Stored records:
(begin)

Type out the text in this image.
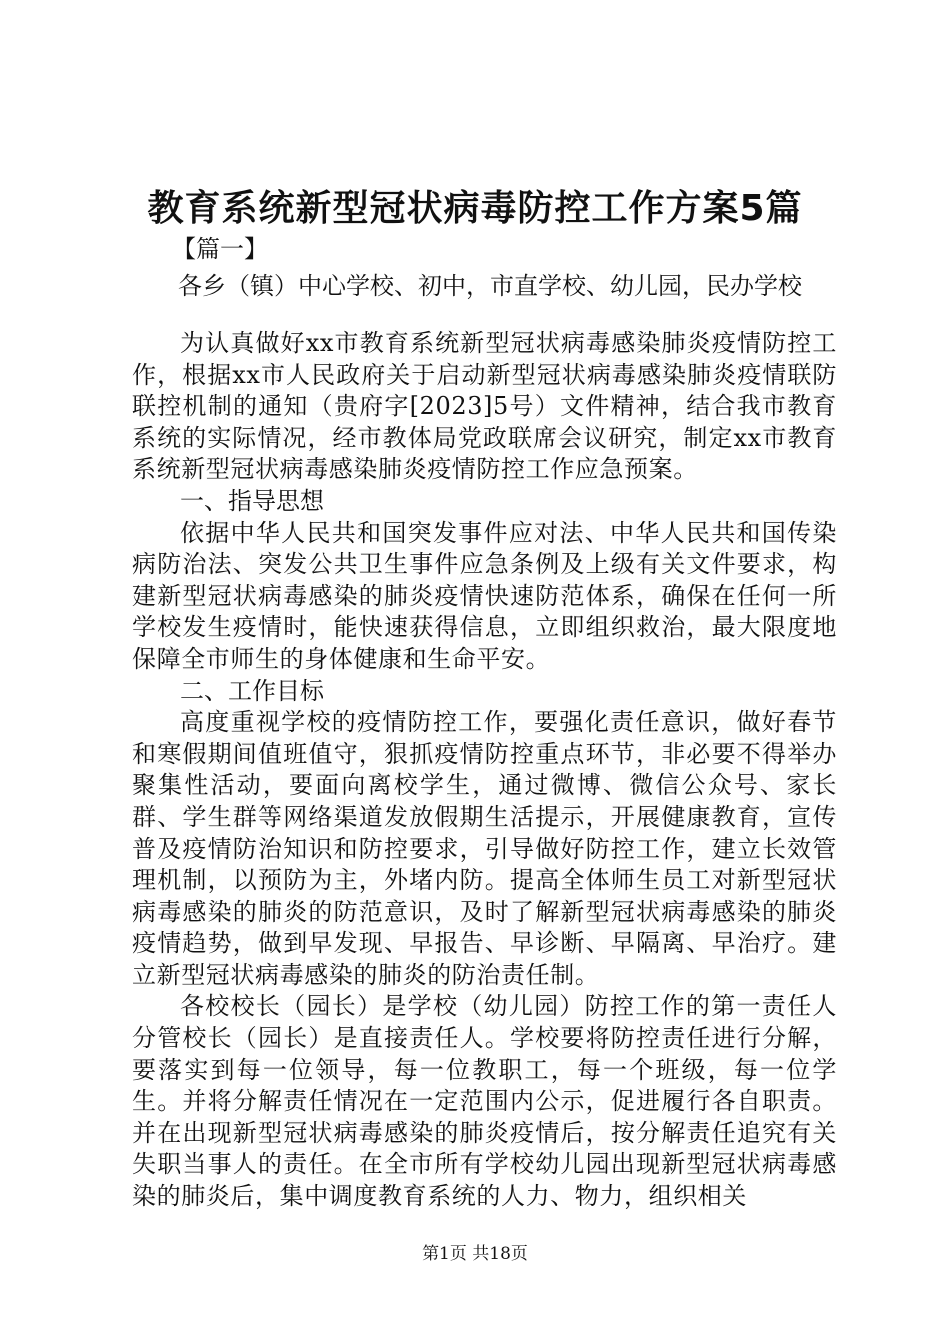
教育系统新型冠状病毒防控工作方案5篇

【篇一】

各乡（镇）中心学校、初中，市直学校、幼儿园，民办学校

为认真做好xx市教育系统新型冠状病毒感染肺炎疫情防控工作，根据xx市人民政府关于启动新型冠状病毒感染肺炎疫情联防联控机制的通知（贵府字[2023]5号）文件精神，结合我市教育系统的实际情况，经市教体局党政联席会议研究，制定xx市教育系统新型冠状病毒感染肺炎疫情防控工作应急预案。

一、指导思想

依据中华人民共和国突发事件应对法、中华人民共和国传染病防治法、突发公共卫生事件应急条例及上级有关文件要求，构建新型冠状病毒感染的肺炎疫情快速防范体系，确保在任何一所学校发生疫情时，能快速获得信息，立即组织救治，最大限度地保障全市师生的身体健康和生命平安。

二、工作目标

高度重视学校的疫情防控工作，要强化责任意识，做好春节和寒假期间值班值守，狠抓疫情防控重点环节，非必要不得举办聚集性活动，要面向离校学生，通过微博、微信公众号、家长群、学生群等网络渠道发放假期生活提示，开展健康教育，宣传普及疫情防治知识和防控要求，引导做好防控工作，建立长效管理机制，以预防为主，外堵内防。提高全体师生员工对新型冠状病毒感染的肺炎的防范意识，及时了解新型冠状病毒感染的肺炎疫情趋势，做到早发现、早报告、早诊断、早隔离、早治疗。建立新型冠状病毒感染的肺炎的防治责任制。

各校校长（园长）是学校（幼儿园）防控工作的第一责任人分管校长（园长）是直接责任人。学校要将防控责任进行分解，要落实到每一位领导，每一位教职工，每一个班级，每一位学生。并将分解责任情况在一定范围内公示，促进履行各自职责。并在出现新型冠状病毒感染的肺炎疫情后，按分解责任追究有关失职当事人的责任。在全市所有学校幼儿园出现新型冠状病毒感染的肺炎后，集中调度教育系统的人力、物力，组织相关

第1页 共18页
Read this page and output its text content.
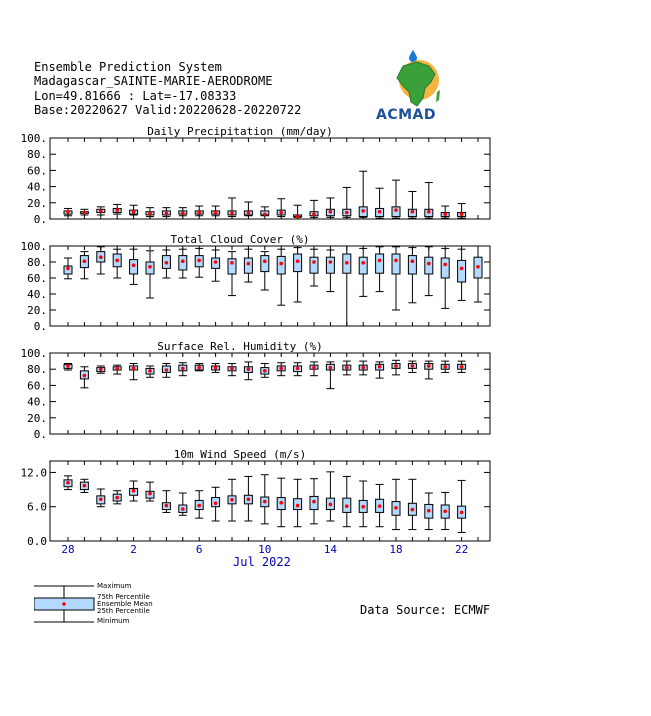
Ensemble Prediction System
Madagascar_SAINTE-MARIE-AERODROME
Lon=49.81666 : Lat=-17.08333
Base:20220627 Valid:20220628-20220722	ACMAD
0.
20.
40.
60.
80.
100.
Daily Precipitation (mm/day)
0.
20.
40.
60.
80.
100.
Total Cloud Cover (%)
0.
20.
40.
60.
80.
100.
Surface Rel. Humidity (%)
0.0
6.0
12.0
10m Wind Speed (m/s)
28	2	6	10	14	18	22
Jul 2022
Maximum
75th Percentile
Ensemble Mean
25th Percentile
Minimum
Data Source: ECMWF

(end)
(begin)

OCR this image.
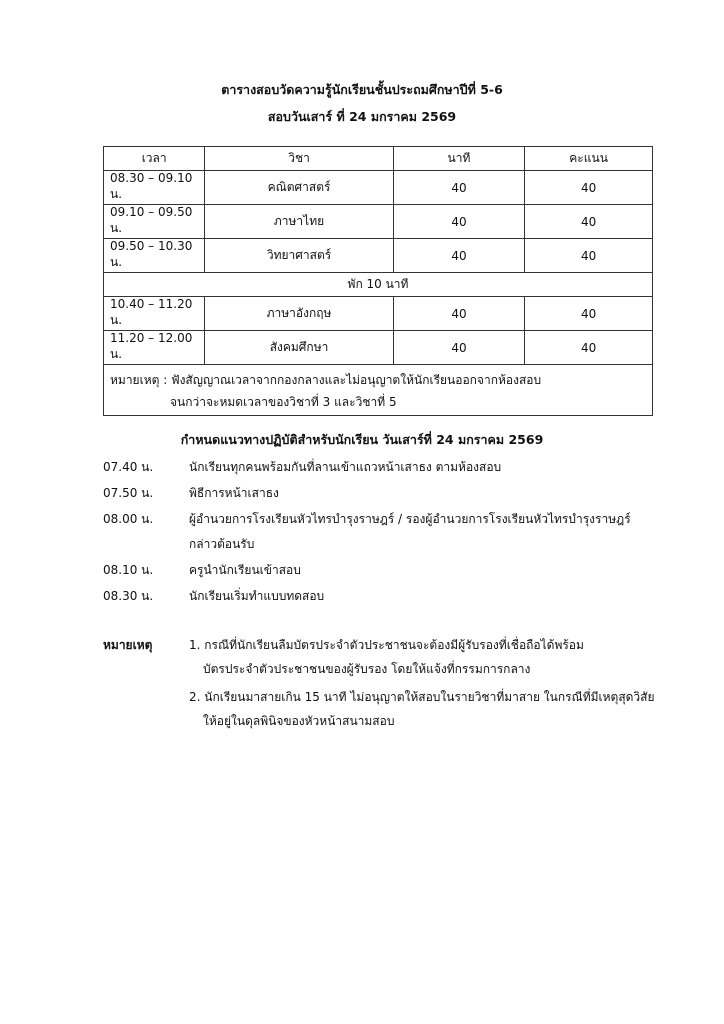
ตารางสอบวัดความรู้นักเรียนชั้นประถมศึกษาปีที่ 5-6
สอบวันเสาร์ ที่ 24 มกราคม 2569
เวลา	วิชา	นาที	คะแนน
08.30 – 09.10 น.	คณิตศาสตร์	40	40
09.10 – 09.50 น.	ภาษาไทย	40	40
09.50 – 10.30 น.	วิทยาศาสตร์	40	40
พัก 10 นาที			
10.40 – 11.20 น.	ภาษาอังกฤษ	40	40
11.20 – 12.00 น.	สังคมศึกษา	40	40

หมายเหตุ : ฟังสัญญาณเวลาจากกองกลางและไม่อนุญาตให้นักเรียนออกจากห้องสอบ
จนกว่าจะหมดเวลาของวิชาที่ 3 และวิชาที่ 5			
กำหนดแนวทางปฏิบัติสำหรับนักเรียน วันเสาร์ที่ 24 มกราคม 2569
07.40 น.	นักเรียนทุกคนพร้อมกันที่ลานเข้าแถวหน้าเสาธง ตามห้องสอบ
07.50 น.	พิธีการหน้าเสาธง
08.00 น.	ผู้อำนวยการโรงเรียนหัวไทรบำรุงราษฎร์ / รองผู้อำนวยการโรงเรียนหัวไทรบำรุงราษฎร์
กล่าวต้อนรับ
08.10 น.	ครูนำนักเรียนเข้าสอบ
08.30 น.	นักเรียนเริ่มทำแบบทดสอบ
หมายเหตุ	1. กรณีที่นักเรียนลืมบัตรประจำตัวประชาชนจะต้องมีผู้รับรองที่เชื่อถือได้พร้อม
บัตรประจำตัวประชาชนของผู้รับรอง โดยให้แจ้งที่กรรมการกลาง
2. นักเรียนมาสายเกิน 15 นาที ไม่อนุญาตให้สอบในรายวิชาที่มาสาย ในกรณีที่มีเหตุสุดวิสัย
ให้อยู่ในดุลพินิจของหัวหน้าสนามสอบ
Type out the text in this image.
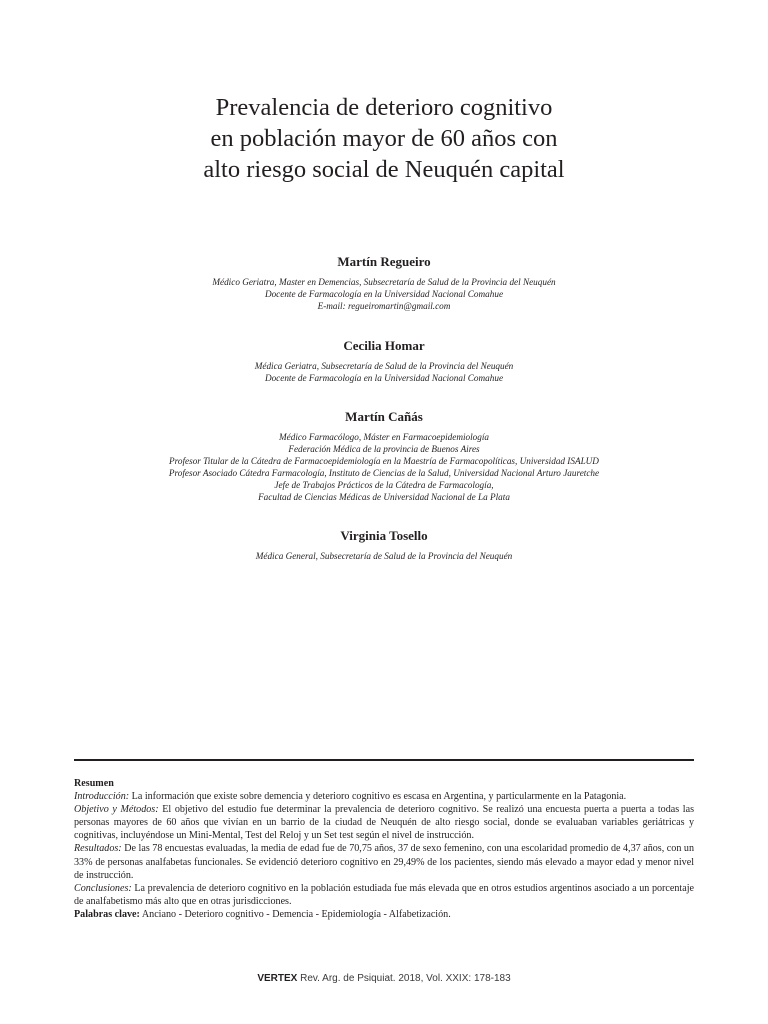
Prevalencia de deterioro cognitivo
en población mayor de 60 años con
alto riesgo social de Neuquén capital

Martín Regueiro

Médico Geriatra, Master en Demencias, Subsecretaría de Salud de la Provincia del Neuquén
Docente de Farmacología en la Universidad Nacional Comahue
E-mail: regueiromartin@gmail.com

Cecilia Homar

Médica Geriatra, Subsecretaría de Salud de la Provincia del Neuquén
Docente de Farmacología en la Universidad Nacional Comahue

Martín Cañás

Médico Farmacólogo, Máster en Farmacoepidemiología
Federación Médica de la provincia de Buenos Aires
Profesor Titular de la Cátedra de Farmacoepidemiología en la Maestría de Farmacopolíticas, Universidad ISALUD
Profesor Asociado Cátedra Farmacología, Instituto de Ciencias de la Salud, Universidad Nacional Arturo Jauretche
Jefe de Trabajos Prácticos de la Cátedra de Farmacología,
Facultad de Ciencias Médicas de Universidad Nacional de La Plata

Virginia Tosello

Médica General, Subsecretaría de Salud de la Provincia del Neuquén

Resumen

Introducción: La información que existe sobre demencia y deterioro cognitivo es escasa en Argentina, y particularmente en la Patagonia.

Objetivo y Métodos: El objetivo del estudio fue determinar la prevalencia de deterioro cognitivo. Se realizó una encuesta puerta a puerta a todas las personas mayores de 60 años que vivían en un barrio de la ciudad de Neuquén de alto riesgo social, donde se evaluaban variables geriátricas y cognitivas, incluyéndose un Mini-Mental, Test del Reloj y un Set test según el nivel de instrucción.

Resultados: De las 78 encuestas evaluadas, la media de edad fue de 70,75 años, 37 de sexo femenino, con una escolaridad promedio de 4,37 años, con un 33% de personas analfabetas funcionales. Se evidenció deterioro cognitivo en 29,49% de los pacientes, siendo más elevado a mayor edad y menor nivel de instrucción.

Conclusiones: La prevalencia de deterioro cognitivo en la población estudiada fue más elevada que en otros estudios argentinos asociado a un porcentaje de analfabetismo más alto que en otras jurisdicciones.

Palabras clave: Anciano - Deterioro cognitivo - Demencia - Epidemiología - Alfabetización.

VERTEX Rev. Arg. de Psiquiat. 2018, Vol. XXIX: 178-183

(end)

## Exercise goal
Say, as a number only, how many lines of the data contain "มกราคม".

## Answer to the exercise
2